### Set task
Find the string "image" in the listing and report every line that has it.

### Available data
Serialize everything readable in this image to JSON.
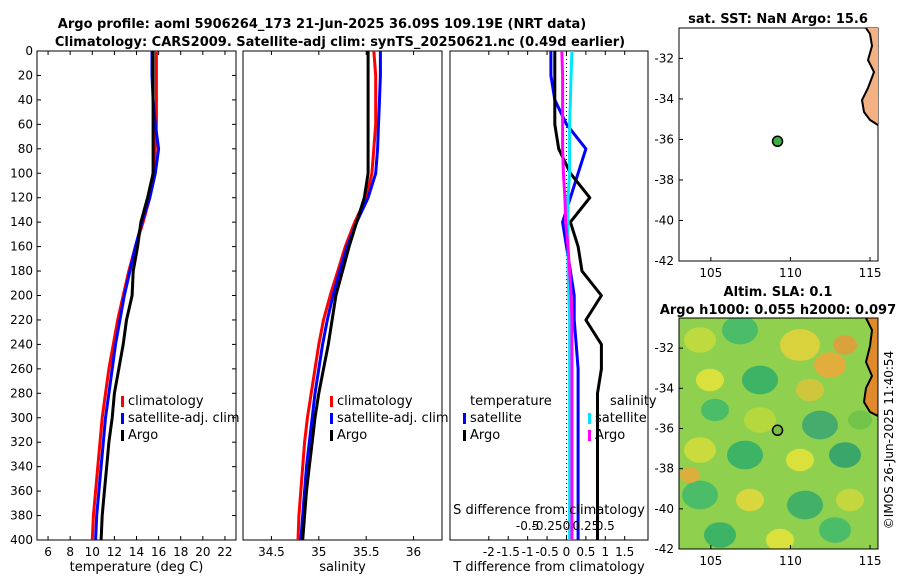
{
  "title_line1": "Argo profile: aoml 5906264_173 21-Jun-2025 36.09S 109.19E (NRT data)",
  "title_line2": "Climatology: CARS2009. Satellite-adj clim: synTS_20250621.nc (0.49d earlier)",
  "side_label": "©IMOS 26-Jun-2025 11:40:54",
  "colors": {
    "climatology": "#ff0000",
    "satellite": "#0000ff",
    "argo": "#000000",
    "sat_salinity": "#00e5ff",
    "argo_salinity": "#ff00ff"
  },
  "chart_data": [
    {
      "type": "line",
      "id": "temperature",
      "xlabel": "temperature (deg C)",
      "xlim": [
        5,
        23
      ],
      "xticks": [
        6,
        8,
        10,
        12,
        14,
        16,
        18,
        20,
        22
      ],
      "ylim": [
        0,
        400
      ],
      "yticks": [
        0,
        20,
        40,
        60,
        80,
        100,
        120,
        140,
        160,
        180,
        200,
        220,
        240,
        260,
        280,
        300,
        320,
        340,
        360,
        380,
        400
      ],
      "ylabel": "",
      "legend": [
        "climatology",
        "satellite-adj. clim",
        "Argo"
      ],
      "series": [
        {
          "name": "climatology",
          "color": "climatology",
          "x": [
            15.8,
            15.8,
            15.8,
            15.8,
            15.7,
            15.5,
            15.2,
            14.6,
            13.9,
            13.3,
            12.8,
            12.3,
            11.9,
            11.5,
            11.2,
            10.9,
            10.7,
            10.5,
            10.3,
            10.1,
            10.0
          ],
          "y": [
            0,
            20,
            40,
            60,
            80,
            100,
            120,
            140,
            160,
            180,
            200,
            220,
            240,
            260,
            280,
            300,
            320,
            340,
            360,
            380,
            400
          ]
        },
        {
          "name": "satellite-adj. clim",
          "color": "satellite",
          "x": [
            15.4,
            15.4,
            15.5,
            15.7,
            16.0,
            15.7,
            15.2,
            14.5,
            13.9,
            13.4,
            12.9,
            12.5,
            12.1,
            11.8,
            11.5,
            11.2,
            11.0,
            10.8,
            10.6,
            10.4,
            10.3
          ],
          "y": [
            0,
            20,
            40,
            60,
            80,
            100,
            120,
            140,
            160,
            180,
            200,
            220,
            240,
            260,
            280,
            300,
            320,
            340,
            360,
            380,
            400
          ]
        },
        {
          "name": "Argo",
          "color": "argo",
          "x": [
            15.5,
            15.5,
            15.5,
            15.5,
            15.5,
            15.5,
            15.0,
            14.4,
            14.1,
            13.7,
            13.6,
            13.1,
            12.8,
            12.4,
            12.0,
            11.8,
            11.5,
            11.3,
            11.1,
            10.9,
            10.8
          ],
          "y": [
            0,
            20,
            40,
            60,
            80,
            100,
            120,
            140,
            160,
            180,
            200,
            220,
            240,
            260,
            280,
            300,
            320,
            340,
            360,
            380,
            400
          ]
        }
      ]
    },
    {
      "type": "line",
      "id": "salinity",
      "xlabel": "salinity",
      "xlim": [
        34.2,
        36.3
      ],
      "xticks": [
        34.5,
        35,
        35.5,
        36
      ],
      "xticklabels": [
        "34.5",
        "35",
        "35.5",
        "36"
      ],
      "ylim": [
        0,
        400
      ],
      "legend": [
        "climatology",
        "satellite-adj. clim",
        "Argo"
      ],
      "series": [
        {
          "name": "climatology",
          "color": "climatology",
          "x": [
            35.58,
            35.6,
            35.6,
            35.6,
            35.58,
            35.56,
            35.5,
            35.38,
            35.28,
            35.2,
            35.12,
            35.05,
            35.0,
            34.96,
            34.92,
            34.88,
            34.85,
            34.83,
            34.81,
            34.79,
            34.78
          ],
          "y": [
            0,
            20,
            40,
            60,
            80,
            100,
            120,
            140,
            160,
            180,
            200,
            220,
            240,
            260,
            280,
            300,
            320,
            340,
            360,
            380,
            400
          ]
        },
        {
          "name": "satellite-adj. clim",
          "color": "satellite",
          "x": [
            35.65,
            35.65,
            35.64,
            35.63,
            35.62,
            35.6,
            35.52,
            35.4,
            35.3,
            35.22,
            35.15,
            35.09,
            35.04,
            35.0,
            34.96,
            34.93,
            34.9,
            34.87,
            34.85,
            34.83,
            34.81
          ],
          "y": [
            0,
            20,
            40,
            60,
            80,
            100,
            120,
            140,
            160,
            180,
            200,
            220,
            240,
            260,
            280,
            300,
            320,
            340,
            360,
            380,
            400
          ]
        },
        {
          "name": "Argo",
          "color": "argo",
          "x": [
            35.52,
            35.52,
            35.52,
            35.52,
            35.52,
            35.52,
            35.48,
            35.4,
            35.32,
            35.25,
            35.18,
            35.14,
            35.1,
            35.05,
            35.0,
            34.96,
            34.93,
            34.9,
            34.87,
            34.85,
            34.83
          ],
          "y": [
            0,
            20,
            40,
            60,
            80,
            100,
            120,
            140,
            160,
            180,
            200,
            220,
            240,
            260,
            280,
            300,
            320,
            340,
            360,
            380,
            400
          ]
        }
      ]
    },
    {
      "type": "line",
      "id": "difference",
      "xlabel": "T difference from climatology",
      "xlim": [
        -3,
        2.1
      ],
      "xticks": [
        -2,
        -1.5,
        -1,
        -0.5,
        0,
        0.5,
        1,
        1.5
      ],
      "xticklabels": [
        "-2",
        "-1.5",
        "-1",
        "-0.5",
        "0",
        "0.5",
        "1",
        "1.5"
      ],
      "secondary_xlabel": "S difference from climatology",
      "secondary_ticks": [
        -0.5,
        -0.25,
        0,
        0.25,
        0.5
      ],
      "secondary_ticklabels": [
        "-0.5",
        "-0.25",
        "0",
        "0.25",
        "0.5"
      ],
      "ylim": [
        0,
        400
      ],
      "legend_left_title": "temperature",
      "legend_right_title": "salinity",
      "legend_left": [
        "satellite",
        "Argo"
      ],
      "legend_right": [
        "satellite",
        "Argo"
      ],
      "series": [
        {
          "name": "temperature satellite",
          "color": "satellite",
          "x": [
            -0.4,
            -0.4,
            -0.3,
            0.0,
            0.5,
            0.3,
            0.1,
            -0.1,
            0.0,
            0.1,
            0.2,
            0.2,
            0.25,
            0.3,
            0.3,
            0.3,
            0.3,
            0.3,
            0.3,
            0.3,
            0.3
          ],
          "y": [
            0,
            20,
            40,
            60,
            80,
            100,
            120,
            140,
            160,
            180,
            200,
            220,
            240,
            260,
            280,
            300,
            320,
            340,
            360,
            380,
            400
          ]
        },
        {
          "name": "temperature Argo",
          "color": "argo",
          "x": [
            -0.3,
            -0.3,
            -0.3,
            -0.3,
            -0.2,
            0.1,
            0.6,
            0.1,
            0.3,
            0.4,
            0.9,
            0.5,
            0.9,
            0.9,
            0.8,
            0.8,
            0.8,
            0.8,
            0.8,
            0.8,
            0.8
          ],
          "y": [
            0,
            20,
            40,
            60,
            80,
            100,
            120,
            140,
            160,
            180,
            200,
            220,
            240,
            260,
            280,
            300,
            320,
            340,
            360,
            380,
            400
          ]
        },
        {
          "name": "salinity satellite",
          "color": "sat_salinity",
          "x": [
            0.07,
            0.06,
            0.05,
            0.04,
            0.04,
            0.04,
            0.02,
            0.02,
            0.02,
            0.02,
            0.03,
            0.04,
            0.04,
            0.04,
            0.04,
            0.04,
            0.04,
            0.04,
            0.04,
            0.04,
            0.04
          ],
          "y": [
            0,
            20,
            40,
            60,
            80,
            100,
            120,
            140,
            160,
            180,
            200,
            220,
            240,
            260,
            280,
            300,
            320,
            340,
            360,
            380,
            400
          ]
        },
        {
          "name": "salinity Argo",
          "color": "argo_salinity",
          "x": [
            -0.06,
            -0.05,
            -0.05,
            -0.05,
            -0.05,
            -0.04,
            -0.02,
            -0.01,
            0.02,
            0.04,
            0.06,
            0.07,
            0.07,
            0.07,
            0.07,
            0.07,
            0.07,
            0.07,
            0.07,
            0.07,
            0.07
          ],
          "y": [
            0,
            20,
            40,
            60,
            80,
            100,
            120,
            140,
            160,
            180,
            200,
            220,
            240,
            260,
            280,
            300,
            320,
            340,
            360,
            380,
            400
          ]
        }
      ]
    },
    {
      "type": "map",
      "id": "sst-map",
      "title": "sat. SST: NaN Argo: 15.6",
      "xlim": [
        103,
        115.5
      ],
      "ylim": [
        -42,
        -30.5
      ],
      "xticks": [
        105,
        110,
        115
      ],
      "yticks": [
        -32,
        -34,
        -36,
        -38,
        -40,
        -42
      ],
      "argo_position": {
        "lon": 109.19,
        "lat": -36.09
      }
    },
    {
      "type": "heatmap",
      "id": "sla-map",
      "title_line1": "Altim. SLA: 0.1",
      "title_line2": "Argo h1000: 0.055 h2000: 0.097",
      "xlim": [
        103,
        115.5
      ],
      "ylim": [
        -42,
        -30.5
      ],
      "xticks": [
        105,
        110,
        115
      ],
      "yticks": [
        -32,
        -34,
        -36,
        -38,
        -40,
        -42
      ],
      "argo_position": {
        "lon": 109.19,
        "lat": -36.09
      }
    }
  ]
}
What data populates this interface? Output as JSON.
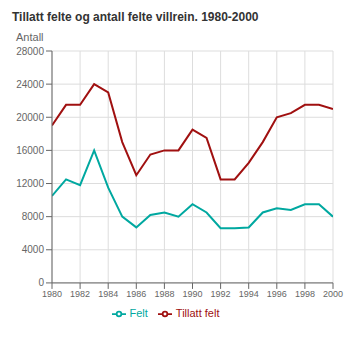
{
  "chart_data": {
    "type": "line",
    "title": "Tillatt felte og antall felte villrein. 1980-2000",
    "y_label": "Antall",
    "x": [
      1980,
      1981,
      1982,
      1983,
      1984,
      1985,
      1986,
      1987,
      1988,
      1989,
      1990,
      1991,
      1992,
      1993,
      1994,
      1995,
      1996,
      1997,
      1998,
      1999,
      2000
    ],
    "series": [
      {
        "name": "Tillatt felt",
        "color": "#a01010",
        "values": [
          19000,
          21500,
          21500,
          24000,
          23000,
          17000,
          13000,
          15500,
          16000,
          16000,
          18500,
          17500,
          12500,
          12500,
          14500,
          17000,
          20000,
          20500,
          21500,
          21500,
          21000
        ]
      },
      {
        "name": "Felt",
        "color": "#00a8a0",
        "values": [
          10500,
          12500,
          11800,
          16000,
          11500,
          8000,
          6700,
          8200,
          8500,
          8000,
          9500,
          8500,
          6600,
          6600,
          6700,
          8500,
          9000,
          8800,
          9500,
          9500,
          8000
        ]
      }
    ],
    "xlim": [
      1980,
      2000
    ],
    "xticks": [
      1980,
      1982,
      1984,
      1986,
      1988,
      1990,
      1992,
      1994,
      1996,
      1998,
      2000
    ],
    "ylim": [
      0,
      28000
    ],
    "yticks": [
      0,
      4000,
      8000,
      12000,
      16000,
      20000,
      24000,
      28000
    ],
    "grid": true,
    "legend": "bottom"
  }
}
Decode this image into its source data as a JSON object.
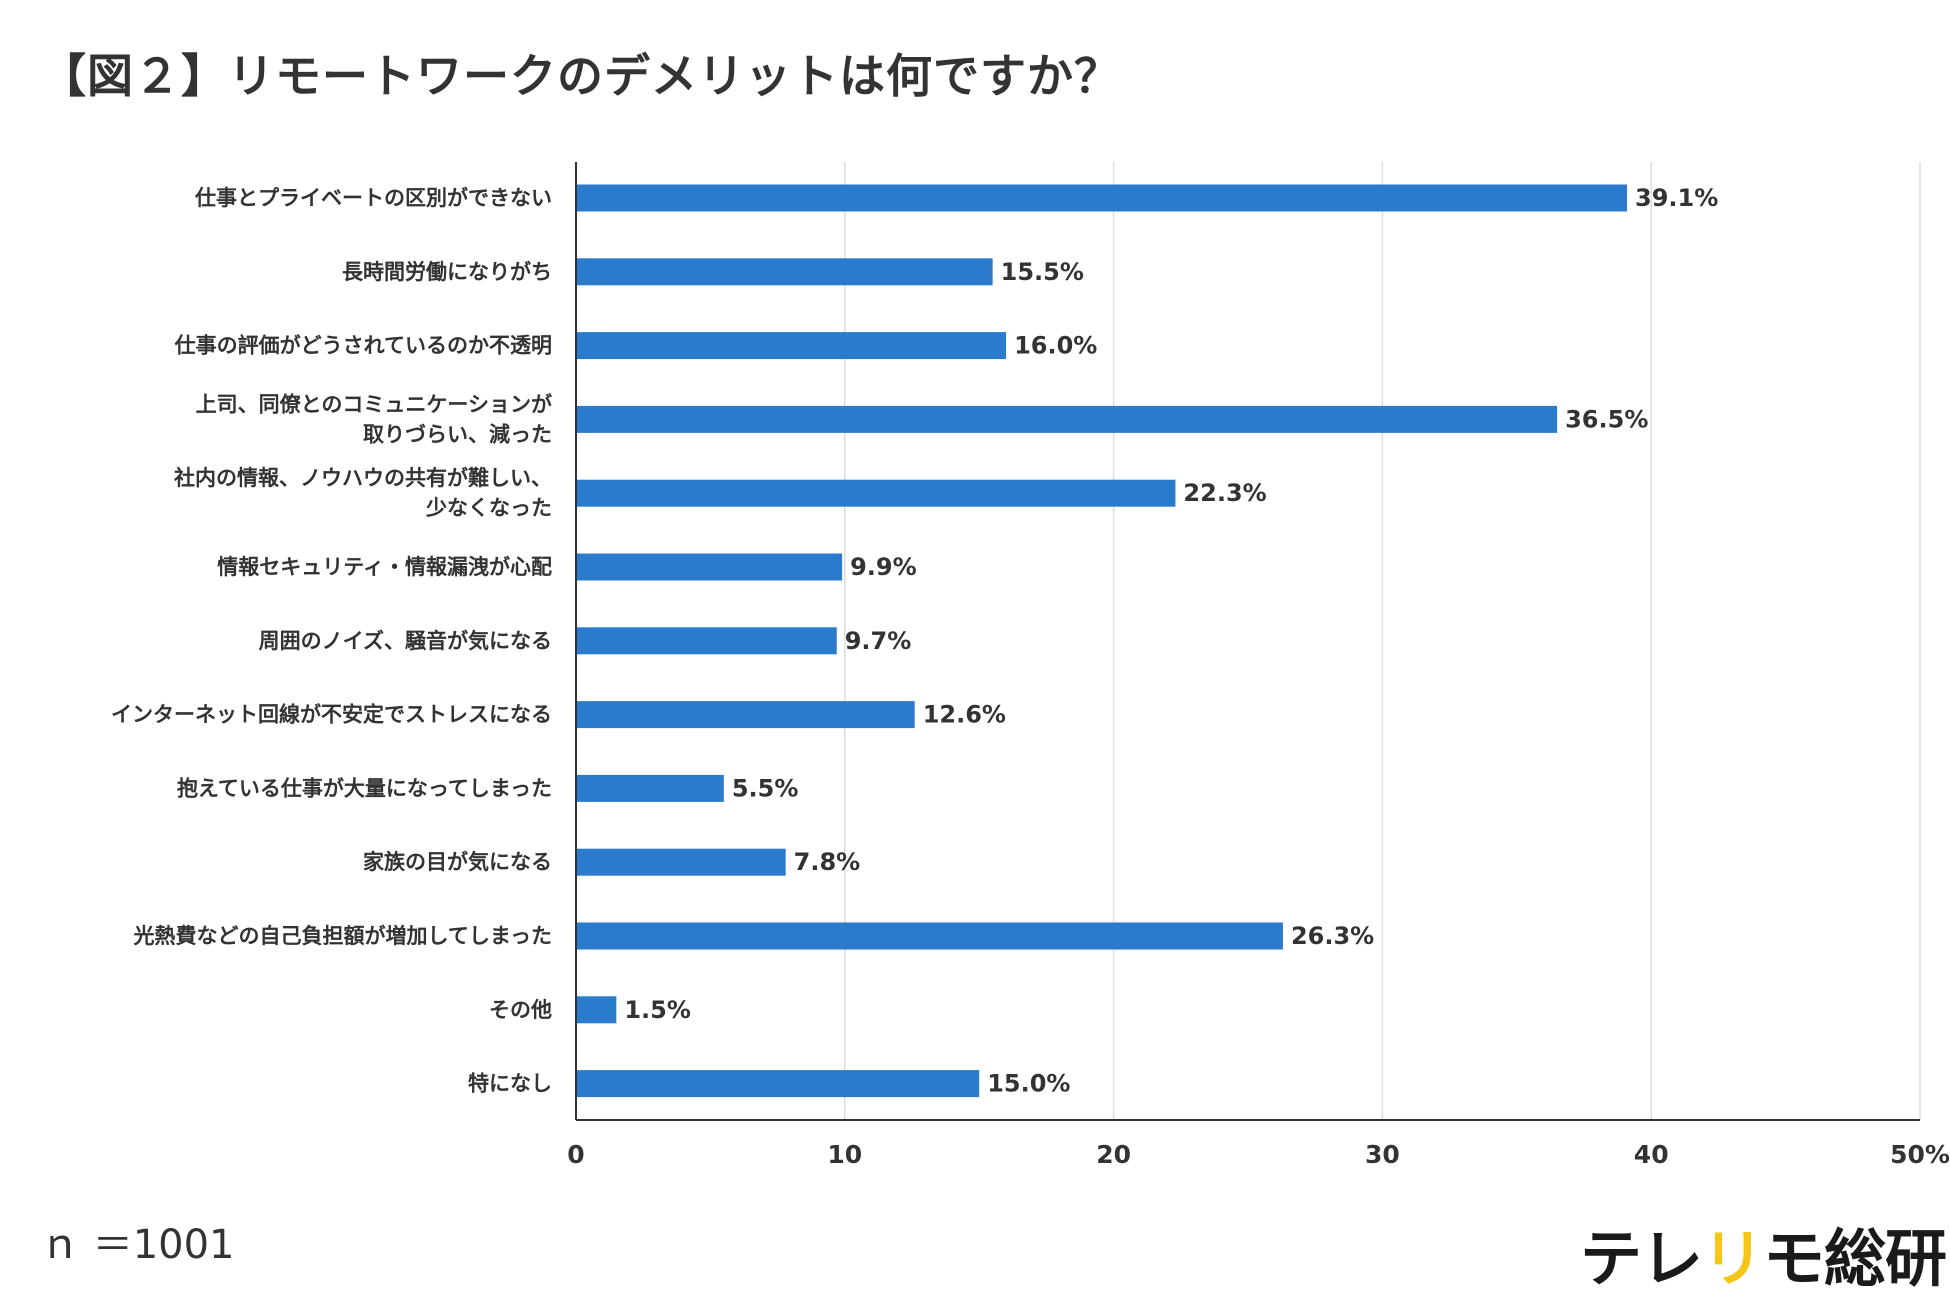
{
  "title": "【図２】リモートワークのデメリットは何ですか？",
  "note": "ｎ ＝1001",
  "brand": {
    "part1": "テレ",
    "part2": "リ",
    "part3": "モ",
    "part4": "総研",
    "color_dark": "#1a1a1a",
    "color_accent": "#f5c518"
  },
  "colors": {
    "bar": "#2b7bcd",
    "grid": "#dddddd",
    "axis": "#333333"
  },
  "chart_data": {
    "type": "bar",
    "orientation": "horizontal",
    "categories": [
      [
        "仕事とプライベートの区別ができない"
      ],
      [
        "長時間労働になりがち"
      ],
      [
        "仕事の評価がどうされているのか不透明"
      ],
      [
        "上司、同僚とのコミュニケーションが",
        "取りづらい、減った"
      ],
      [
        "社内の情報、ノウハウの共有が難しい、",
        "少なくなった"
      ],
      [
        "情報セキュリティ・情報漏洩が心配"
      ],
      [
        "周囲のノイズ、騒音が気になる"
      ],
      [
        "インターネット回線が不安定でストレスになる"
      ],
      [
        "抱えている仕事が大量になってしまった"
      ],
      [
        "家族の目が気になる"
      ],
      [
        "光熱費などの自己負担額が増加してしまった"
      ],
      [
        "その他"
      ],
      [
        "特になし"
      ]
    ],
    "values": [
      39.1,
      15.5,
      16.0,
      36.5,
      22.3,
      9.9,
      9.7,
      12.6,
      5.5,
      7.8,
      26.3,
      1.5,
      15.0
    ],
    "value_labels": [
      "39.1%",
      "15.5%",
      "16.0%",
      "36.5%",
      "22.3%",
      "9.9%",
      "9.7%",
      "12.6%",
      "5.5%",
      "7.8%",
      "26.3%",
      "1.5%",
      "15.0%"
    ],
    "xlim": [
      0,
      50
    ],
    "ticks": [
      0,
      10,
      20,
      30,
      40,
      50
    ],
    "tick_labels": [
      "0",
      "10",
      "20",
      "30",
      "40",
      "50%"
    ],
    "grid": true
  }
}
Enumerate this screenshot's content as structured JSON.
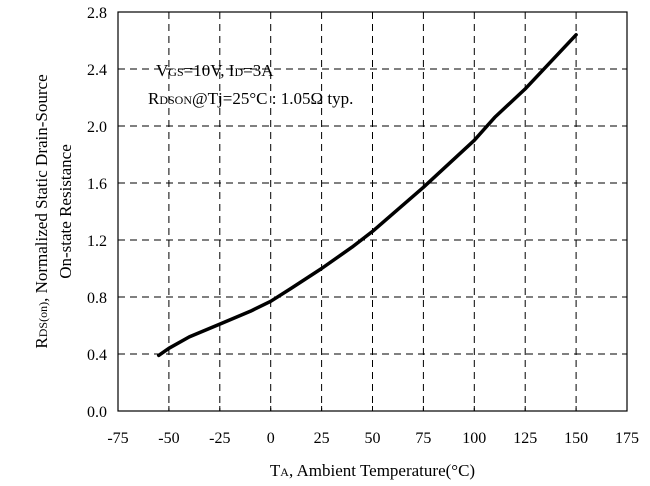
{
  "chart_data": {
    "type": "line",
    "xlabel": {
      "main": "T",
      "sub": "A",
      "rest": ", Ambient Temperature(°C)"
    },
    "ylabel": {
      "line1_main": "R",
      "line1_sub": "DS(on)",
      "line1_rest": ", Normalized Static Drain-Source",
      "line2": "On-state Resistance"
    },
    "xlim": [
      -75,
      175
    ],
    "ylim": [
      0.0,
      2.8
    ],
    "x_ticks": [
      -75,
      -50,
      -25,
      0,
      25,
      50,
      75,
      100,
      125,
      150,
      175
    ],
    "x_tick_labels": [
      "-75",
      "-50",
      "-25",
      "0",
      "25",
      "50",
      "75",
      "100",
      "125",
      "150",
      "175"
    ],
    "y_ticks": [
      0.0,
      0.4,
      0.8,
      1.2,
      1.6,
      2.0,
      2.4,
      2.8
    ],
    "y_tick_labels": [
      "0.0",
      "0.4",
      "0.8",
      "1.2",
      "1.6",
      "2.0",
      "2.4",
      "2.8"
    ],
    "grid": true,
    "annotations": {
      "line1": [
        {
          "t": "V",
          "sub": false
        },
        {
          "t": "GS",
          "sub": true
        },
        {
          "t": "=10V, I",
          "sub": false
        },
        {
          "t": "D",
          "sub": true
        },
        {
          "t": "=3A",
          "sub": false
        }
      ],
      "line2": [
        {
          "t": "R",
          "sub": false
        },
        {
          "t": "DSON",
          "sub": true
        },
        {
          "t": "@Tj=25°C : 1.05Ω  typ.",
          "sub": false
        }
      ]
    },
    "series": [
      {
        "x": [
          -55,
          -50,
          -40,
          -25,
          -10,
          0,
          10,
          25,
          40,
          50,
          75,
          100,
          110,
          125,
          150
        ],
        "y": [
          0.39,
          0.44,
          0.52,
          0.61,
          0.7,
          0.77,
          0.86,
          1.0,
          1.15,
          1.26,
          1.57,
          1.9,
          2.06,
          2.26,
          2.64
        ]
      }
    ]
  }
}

### Exercise response
Serialize everything readable in this image to JSON.
Decode this image into its source data as a JSON object.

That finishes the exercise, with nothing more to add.